::: EXTRACTED INFORMATION :::

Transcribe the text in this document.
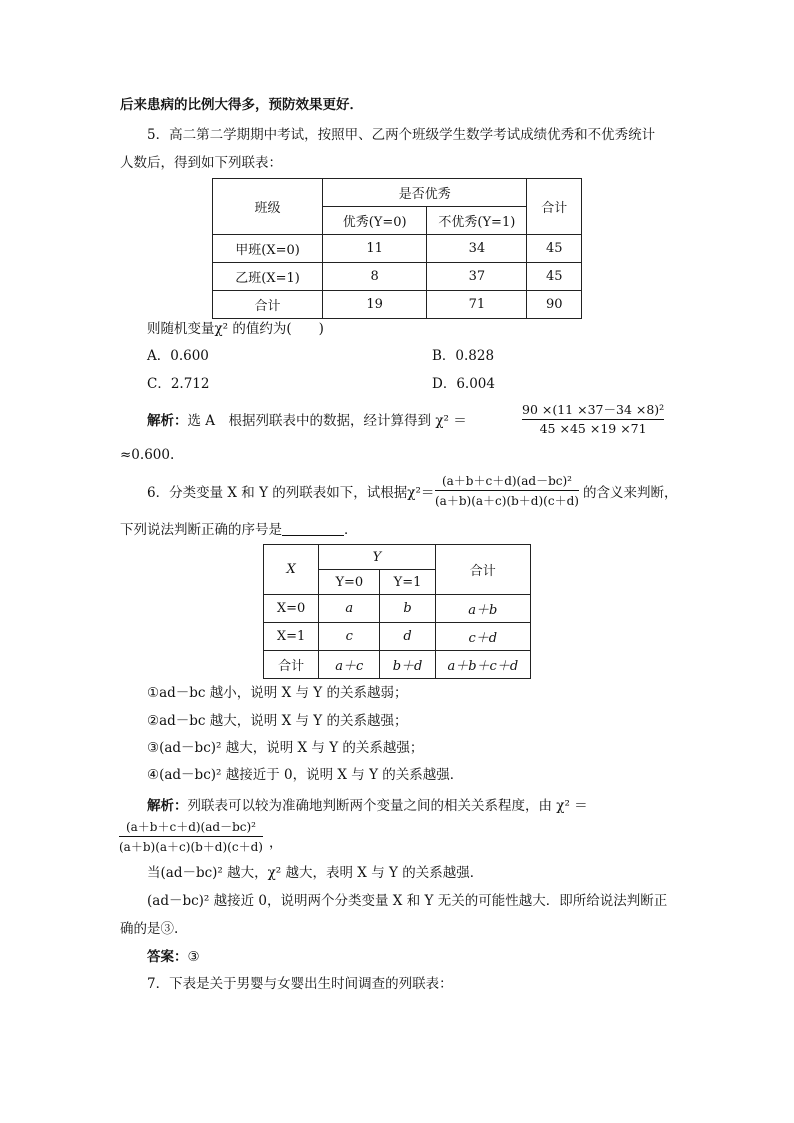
后来患病的比例大得多，预防效果更好．
5．高二第二学期期中考试，按照甲、乙两个班级学生数学考试成绩优秀和不优秀统计
人数后，得到如下列联表：
班级	是否优秀		合计
	优秀(Y=0)	不优秀(Y=1)	
甲班(X=0)	11	34	45
乙班(X=1)	8	37	45
合计	19	71	90
则随机变量χ² 的值约为(　　)
A．0.600	B．0.828
C．2.712	D．6.004
解析：选 A　根据列联表中的数据，经计算得到 χ² ＝
90 ×(11 ×37－34 ×8)²
45 ×45 ×19 ×71
≈0.600.
6．分类变量 X 和 Y 的列联表如下，试根据χ²＝
(a＋b＋c＋d)(ad－bc)²
(a＋b)(a＋c)(b＋d)(c＋d) 的含义来判断，
下列说法判断正确的序号是	．
X	Y		合计
	Y=0	Y=1	
X=0	a	b	a＋b
X=1	c	d	c＋d
合计	a＋c	b＋d	a＋b＋c＋d
①ad－bc 越小，说明 X 与 Y 的关系越弱；
②ad－bc 越大，说明 X 与 Y 的关系越强；
③(ad－bc)² 越大，说明 X 与 Y 的关系越强；
④(ad－bc)² 越接近于 0，说明 X 与 Y 的关系越强．
解析：列联表可以较为准确地判断两个变量之间的相关关系程度，由 χ² ＝
(a＋b＋c＋d)(ad－bc)²
(a＋b)(a＋c)(b＋d)(c＋d) ，
当(ad－bc)² 越大，χ² 越大，表明 X 与 Y 的关系越强．
(ad－bc)² 越接近 0，说明两个分类变量 X 和 Y 无关的可能性越大．即所给说法判断正
确的是③.
答案：③
7．下表是关于男婴与女婴出生时间调查的列联表：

:::

● **THE PROBLEM**: Copy out each line word for word, please, skipping the images.

● **EXERCISE RESULT**:
Transcribe the text in this document.
后来患病的比例大得多，预防效果更好．
5．高二第二学期期中考试，按照甲、乙两个班级学生数学考试成绩优秀和不优秀统计
人数后，得到如下列联表：
班级	是否优秀		合计
	优秀(Y=0)	不优秀(Y=1)	
甲班(X=0)	11	34	45
乙班(X=1)	8	37	45
合计	19	71	90
则随机变量χ² 的值约为(　　)
A．0.600	B．0.828
C．2.712	D．6.004
解析：选 A　根据列联表中的数据，经计算得到 χ² ＝
90 ×(11 ×37－34 ×8)²
45 ×45 ×19 ×71
≈0.600.
6．分类变量 X 和 Y 的列联表如下，试根据χ²＝
(a＋b＋c＋d)(ad－bc)²
(a＋b)(a＋c)(b＋d)(c＋d) 的含义来判断，
下列说法判断正确的序号是	．
X	Y		合计
	Y=0	Y=1	
X=0	a	b	a＋b
X=1	c	d	c＋d
合计	a＋c	b＋d	a＋b＋c＋d
①ad－bc 越小，说明 X 与 Y 的关系越弱；
②ad－bc 越大，说明 X 与 Y 的关系越强；
③(ad－bc)² 越大，说明 X 与 Y 的关系越强；
④(ad－bc)² 越接近于 0，说明 X 与 Y 的关系越强．
解析：列联表可以较为准确地判断两个变量之间的相关关系程度，由 χ² ＝
(a＋b＋c＋d)(ad－bc)²
(a＋b)(a＋c)(b＋d)(c＋d) ，
当(ad－bc)² 越大，χ² 越大，表明 X 与 Y 的关系越强．
(ad－bc)² 越接近 0，说明两个分类变量 X 和 Y 无关的可能性越大．即所给说法判断正
确的是③.
答案：③
7．下表是关于男婴与女婴出生时间调查的列联表：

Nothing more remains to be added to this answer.